* Exercise brief:
Report how many lines include the word "JSON", and nothing besides that number.

* Provided data:
------

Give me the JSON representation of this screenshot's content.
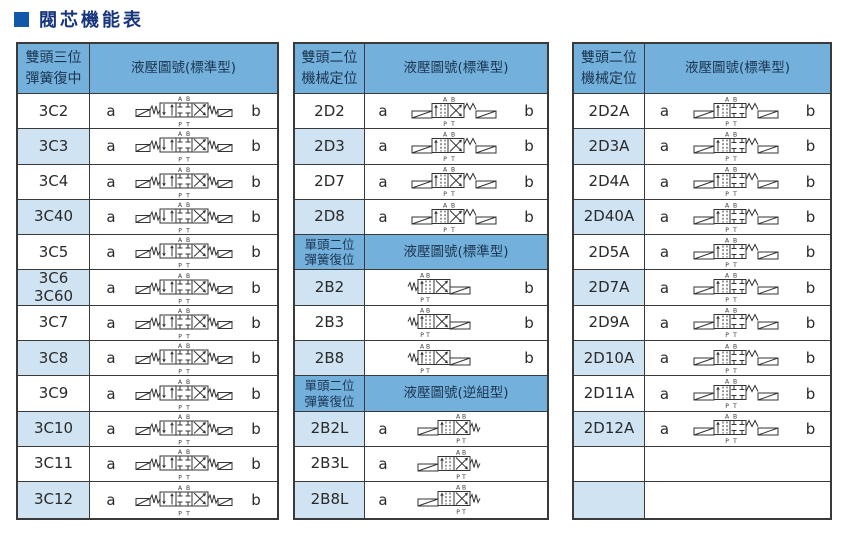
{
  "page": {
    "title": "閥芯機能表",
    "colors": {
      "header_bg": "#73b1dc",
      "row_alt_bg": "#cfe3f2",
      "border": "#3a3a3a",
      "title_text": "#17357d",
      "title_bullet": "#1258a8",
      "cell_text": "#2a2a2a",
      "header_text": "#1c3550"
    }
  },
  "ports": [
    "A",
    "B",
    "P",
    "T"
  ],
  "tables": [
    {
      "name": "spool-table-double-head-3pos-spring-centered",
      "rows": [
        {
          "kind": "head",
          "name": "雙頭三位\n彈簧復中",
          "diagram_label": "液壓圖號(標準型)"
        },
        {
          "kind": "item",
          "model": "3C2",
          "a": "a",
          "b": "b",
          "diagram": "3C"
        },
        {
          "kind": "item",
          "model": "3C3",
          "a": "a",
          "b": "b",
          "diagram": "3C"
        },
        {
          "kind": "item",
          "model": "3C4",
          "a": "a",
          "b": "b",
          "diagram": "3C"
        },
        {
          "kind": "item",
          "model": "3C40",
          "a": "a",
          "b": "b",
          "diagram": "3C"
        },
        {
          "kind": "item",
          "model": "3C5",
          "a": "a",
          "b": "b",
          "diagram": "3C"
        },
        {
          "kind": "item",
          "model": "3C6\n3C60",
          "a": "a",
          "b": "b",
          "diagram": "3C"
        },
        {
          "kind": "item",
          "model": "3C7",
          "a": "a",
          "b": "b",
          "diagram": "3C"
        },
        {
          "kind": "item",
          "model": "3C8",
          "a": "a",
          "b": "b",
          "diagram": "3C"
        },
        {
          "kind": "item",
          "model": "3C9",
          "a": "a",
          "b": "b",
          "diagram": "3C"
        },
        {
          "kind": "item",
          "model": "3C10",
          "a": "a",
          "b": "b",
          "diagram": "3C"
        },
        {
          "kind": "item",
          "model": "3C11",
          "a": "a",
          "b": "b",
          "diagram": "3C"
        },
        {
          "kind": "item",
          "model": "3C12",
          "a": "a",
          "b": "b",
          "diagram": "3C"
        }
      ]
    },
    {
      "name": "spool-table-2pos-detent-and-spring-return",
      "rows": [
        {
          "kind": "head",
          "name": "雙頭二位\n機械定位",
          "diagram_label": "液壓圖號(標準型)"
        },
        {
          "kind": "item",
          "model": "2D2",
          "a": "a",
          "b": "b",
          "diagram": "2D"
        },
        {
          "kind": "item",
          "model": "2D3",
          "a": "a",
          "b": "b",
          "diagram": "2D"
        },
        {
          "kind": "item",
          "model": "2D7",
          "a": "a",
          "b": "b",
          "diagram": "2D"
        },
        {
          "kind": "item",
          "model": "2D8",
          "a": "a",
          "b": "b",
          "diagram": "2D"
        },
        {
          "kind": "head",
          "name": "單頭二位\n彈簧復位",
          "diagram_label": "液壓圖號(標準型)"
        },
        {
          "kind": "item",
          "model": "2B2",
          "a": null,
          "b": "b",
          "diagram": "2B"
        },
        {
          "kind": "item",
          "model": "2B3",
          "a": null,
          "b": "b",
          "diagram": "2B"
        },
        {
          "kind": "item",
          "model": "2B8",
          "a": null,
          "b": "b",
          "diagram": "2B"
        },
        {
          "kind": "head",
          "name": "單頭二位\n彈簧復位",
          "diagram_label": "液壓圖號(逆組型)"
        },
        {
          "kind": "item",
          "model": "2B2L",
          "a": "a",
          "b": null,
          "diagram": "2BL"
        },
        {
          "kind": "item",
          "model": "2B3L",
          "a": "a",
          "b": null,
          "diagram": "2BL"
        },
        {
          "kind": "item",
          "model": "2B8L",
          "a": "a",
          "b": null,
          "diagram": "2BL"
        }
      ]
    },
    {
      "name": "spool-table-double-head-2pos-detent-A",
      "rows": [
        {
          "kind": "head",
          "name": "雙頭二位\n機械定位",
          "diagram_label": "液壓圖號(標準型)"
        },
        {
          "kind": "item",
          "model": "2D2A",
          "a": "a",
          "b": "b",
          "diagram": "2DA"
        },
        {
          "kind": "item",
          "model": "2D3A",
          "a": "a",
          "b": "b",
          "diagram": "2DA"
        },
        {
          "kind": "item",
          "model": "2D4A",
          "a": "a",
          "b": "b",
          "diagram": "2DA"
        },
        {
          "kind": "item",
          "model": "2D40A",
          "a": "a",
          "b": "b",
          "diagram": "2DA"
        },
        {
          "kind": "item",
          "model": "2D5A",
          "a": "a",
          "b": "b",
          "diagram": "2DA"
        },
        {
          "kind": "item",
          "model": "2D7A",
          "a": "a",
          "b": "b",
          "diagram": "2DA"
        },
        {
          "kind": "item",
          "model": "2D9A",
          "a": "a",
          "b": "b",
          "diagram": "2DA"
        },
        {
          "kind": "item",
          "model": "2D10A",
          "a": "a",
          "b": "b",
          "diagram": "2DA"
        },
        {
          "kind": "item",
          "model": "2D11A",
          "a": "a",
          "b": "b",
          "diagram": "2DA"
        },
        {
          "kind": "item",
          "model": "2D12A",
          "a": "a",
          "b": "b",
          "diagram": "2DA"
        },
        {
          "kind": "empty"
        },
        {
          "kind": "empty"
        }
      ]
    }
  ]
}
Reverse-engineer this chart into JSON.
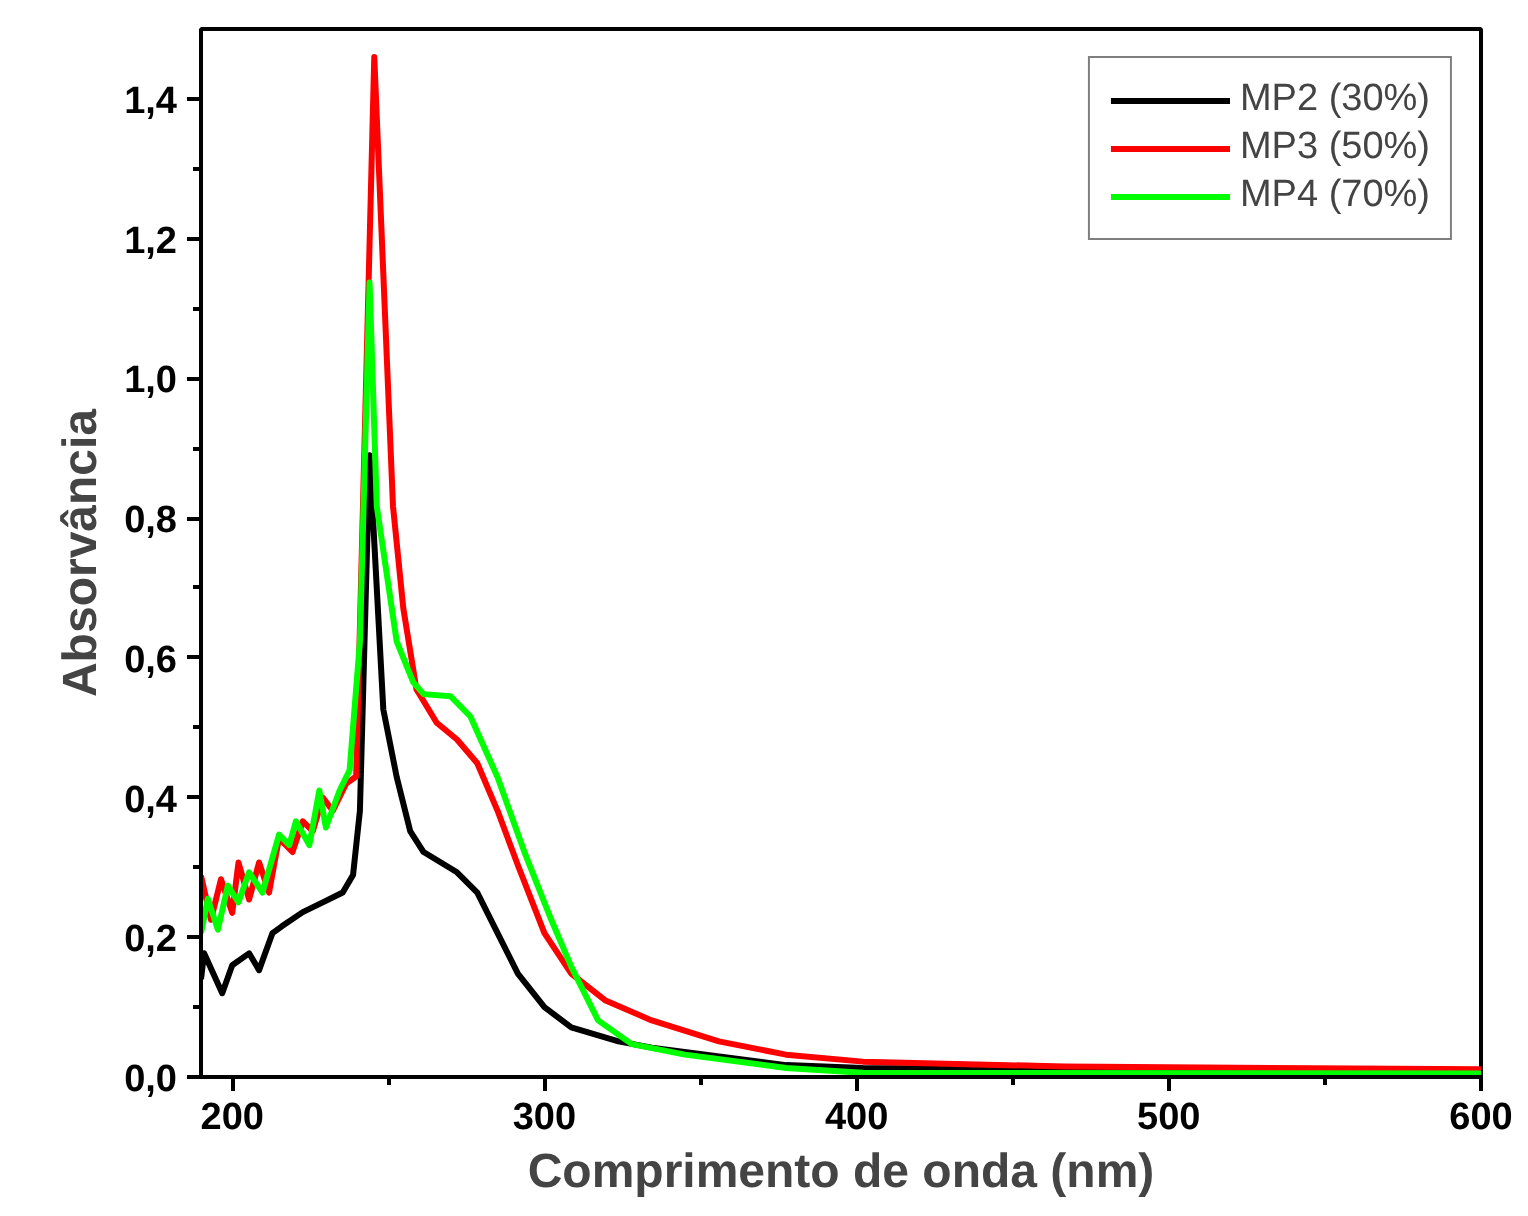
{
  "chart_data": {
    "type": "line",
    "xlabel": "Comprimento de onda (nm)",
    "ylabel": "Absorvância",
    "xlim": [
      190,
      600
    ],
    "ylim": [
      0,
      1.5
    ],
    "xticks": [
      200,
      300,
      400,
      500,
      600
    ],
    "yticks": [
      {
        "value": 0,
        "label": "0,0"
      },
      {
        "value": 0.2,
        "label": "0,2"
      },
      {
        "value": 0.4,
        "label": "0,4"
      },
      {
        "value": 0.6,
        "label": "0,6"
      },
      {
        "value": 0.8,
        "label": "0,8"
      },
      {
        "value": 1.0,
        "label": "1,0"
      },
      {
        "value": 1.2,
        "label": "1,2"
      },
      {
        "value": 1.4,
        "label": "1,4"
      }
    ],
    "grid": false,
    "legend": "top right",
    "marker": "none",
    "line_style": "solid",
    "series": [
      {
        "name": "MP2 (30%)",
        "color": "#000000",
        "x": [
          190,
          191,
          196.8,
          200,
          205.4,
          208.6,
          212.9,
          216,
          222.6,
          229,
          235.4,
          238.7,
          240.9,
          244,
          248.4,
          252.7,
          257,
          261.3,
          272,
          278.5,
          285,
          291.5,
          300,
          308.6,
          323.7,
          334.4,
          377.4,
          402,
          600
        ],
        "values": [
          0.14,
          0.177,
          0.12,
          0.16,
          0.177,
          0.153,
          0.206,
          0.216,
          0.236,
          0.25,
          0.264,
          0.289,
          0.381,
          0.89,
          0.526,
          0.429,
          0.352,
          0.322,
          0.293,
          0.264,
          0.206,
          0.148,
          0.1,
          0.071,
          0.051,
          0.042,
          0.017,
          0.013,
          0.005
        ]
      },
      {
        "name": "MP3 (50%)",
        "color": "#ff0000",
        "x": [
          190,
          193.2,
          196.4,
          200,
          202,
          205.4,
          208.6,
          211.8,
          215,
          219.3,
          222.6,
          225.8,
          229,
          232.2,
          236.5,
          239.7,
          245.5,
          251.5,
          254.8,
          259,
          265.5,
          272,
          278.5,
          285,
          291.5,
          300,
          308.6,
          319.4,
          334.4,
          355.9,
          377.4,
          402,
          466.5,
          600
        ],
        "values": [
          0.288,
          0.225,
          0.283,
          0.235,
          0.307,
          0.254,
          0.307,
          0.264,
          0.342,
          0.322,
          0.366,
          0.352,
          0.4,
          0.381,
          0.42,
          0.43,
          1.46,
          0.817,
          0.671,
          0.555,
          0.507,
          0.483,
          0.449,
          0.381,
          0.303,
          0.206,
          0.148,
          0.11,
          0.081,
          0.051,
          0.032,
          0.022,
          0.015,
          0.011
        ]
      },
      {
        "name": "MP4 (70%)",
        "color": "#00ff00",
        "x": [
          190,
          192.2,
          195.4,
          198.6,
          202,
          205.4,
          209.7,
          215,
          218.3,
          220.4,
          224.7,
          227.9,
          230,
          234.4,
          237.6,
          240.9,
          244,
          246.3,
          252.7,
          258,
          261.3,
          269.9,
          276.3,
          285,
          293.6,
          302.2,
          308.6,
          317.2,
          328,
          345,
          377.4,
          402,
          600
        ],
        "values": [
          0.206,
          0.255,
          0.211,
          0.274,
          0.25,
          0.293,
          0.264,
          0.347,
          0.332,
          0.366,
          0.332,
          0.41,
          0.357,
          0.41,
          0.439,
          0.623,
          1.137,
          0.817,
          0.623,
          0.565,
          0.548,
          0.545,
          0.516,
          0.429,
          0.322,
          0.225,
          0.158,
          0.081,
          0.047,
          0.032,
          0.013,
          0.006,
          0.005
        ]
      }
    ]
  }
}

------

* Expected answer:
2